Items listed in a dataset
########################################

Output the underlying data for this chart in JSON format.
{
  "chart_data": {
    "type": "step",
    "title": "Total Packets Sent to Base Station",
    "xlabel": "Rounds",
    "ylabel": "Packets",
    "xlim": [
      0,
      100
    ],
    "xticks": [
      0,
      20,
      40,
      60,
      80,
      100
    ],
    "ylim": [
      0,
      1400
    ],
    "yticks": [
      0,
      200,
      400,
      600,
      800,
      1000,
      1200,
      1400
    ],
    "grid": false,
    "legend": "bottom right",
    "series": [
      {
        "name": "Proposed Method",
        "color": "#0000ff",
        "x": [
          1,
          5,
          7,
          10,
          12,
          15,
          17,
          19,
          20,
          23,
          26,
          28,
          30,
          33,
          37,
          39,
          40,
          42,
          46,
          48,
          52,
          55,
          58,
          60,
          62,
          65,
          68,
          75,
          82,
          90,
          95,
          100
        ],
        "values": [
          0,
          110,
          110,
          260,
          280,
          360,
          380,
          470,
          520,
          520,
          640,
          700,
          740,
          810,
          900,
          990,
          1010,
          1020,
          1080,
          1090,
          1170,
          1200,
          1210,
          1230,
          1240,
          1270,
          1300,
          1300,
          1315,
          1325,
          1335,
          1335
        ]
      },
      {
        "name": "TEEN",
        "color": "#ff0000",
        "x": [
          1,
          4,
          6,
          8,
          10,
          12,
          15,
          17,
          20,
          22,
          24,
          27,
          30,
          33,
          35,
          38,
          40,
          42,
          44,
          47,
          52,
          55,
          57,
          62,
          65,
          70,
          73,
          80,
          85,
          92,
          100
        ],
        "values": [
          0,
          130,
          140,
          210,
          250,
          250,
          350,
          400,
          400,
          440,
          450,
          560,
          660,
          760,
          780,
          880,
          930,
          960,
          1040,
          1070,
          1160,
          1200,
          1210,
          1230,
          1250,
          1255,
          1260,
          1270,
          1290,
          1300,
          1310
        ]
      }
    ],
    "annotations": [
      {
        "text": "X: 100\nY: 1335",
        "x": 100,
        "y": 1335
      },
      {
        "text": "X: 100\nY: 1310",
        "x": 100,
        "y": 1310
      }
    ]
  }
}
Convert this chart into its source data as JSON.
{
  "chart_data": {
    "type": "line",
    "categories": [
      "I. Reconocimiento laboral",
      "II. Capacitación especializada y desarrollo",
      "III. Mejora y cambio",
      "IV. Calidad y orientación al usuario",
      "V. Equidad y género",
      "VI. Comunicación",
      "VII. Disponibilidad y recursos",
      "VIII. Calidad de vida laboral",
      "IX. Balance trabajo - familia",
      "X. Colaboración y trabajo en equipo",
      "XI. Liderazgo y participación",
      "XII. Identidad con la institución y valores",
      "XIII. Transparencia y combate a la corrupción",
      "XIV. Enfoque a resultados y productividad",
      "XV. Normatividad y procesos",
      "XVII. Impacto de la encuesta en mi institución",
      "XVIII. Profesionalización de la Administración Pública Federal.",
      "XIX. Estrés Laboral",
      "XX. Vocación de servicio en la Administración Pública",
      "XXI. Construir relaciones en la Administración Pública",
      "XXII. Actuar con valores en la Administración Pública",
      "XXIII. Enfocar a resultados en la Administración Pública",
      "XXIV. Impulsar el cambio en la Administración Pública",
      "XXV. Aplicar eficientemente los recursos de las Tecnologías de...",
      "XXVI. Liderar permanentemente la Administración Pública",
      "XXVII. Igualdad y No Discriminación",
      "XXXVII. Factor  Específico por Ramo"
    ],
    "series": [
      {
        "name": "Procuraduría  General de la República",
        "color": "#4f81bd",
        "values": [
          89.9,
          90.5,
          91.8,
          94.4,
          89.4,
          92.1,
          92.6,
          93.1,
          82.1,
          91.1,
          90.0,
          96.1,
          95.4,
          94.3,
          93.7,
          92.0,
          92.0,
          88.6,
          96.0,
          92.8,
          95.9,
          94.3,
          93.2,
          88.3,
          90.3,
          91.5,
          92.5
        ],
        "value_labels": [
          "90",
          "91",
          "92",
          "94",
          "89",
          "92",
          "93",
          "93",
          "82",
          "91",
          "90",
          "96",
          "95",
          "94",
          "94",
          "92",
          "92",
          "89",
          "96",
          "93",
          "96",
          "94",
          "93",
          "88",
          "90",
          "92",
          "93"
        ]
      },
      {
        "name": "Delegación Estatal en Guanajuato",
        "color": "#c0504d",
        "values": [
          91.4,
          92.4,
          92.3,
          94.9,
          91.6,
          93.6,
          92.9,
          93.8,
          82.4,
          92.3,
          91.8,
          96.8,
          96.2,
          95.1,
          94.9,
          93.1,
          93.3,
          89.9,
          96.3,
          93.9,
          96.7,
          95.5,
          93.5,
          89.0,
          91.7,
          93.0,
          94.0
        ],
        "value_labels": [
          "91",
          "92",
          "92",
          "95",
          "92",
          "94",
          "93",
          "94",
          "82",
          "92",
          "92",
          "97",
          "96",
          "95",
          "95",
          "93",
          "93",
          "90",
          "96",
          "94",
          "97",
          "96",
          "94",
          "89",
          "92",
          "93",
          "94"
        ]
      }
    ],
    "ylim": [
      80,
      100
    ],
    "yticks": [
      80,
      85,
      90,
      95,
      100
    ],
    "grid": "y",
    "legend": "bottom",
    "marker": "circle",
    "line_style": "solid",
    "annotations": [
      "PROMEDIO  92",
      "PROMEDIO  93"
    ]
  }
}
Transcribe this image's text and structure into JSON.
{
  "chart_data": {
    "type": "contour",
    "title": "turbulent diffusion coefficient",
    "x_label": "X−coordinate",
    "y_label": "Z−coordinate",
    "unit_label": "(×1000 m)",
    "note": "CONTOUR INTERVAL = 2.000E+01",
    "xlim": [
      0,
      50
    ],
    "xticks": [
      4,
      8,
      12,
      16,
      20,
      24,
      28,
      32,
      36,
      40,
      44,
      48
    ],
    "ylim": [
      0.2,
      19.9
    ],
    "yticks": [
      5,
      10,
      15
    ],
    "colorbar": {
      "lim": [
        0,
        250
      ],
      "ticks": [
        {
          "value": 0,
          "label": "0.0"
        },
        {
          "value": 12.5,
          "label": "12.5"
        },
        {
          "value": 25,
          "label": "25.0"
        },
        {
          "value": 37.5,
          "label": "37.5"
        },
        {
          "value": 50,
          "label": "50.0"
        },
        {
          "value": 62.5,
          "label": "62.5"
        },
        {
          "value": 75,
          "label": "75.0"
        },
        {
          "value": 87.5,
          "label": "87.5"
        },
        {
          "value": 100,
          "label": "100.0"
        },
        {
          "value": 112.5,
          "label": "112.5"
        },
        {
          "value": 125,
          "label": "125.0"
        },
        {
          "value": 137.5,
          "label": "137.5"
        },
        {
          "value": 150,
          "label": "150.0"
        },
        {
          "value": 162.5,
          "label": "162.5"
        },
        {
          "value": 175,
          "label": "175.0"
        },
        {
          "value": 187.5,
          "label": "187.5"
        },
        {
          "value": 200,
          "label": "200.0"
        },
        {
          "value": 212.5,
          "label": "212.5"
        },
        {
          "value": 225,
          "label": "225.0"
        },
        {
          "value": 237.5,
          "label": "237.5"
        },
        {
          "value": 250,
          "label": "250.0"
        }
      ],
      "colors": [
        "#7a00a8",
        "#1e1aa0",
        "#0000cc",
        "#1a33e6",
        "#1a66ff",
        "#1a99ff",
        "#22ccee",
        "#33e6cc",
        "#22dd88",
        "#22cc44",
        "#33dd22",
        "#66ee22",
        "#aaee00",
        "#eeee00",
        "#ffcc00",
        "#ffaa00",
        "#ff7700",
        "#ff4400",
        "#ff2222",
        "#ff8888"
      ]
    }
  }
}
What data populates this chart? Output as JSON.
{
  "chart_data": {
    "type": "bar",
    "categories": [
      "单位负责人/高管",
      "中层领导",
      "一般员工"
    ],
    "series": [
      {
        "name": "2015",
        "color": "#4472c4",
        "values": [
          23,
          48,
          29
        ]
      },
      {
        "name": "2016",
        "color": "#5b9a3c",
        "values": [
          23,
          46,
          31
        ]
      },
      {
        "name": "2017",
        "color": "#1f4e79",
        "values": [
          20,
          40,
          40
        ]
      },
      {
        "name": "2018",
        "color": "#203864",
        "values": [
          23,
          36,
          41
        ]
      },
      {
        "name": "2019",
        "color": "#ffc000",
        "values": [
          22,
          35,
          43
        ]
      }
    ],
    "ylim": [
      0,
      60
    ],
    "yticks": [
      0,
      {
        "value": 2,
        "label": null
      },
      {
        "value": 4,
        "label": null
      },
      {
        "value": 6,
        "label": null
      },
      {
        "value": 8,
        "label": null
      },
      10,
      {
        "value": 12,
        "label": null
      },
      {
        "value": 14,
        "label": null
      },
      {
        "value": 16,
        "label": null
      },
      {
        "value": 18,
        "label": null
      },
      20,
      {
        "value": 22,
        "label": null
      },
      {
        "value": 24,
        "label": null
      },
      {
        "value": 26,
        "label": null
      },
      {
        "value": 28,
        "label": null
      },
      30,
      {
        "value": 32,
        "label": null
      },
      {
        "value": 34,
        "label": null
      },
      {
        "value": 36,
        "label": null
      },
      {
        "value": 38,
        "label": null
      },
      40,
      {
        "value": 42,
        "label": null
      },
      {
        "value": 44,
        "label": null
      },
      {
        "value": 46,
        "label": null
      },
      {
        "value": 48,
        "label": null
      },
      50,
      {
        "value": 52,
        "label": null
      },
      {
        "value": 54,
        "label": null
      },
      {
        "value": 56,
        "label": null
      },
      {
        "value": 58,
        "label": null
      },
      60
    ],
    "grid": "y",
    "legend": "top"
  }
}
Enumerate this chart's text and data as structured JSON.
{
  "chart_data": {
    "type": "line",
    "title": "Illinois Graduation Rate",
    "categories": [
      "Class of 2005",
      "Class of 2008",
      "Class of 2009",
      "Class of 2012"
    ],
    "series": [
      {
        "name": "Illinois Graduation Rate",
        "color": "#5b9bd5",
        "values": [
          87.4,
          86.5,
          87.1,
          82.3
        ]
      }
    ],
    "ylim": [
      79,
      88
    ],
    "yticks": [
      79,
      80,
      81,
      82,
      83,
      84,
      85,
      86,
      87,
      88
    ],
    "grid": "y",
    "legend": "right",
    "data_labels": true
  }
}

########################################

→ **REQUIRED WORK**: Copy out every line where the word "type" occurs.

→ **ANSWER FOR THE TASK**:
    "type": "step",
    "type": "line",
    "type": "contour",
    "type": "bar",
    "type": "line",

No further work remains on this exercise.